This series of discoveries made the prospect of mRNA therapeutics dramatically more desirable. Concerns surrounding efficacy and inflammation had been addressed and it didn’t take long for breakthroughs in vaccine development using this approach to follow. After initial developments in the cancer research space, the first mRNA vaccine for an infectious disease, rabies, reached clinical trials in 2017. This was shortly followed by clinical trials from Moderna (MA, USA) for mRNA-based vaccines against Zika virus, a series of influenza viruses and MERS-CoV.  

MERS-CoV is closely related to SARS-CoV-2 and the vaccine developed for it hinged around a section of mRNA that coded for the virus’s spike protein. With these developments and existing templates for vaccines in place when SARS-CoV-2 led to the COVID-19 pandemic, the stage was set for the rapid development of the COVID-19 vaccines and within a year of the pandemic being declared, vaccines were approved and being administered.  

Without the vital work of Karikó and Weissman, the foundations on which the COVID-19 vaccines were built would not have been in place and countless more lives may have been lost to the virus. It is for this essential work, their unwavering commitment to their field and the quality of their research that they have been awarded the Nobel Prize in Physiology or Medicine.

Work task 1: Rewrite the mRNA vaccine passage from "MERS-CoV is closely" up to and including "Physiology or Medicine.", replacing "spike protein" with "surface protein".
Work task 2: Condense the paragraph of the mRNA vaccine passage that begins "This series of discoveries" into a shorter version that keeps its main facts.
The rows that follow have nothing to do with this text.

Records shown:
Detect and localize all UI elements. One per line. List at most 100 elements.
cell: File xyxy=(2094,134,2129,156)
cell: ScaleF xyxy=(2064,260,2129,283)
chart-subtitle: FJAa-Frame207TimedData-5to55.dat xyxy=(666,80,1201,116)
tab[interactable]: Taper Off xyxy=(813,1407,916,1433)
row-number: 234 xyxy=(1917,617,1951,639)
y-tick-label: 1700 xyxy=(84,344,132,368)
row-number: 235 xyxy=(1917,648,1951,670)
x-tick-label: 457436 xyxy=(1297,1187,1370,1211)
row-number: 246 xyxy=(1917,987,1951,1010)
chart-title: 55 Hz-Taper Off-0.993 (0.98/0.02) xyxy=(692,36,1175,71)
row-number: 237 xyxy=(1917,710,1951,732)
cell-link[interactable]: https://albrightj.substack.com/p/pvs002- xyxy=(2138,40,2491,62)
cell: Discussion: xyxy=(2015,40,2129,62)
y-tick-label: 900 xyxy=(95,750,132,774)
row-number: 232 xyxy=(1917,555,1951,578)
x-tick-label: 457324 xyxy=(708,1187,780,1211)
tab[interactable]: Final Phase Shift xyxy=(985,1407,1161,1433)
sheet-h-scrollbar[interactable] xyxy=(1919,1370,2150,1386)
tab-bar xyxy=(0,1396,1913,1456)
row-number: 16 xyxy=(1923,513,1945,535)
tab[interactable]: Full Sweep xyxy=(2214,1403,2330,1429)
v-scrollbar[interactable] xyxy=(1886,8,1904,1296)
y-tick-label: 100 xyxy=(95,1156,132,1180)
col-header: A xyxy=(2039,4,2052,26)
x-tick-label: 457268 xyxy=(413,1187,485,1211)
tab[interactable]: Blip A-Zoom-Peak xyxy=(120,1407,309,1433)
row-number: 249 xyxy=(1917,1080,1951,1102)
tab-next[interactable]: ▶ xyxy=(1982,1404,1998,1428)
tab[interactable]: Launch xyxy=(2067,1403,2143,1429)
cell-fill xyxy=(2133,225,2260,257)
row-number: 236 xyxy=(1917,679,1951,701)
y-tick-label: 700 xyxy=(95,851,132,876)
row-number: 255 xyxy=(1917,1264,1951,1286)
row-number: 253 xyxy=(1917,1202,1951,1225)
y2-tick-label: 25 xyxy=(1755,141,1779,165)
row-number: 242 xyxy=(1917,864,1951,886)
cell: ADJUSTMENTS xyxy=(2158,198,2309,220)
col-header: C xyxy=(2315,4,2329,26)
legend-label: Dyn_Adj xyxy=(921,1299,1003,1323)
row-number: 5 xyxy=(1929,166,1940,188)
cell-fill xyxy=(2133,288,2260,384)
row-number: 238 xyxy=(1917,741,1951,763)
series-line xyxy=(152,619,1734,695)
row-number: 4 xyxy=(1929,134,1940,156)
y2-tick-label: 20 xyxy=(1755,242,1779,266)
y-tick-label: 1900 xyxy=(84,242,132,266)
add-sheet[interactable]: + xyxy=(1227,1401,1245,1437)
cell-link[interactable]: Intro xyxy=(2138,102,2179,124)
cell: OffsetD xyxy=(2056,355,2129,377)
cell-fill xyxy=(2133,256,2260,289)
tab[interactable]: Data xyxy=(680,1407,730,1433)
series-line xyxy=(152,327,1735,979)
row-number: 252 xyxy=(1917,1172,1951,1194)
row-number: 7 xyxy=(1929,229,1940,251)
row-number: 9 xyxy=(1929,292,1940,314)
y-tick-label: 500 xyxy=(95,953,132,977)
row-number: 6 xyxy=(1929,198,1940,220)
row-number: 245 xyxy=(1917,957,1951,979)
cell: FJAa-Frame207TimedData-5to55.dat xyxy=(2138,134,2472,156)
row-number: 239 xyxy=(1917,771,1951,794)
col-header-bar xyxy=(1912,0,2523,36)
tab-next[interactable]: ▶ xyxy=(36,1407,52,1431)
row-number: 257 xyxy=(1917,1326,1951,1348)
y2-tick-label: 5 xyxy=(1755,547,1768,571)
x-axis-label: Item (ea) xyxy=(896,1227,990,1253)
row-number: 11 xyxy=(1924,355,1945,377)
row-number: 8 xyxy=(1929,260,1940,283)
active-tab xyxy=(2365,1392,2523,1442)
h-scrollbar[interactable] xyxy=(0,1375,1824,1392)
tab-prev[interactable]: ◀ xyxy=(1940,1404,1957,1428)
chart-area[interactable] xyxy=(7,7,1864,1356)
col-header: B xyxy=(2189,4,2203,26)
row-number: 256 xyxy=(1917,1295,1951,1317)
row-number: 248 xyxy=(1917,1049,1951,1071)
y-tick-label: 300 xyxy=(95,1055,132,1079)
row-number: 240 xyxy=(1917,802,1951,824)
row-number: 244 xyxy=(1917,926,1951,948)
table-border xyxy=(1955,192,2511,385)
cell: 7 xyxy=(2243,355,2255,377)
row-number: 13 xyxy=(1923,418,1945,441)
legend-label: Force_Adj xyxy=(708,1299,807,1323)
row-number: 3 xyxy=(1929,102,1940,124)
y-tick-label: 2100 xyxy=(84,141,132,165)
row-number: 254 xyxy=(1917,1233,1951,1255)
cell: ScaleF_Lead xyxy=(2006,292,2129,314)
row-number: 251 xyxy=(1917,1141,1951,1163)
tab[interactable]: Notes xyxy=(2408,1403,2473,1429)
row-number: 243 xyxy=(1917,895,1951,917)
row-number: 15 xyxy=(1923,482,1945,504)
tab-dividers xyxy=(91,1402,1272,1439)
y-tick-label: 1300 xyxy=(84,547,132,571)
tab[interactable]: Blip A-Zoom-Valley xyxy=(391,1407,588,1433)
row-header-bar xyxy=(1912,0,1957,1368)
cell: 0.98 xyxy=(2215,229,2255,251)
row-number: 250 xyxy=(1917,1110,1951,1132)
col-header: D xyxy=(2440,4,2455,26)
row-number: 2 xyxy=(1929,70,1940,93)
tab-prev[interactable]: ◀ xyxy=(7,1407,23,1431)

Task solution 1:
MERS-CoV is closely related to SARS-CoV-2 and the vaccine developed for it hinged around a section of mRNA that coded for the virus’s surface protein. With these developments and existing templates for vaccines in place when SARS-CoV-2 led to the COVID-19 pandemic, the stage was set for the rapid development of the COVID-19 vaccines and within a year of the pandemic being declared, vaccines were approved and being administered.  

Without the vital work of Karikó and Weissman, the foundations on which the COVID-19 vaccines were built would not have been in place and countless more lives may have been lost to the virus. It is for this essential work, their unwavering commitment to their field and the quality of their research that they have been awarded the Nobel Prize in Physiology or Medicine.

Task solution 2: These discoveries resolved concerns about efficacy and inflammation and made mRNA therapeutics far more desirable, and vaccine breakthroughs soon followed. After early work in cancer research, the first mRNA vaccine for an infectious disease, rabies, entered clinical trials in 2017. Moderna (MA, USA) then began clinical trials of mRNA vaccines against Zika virus, several influenza viruses and MERS-CoV.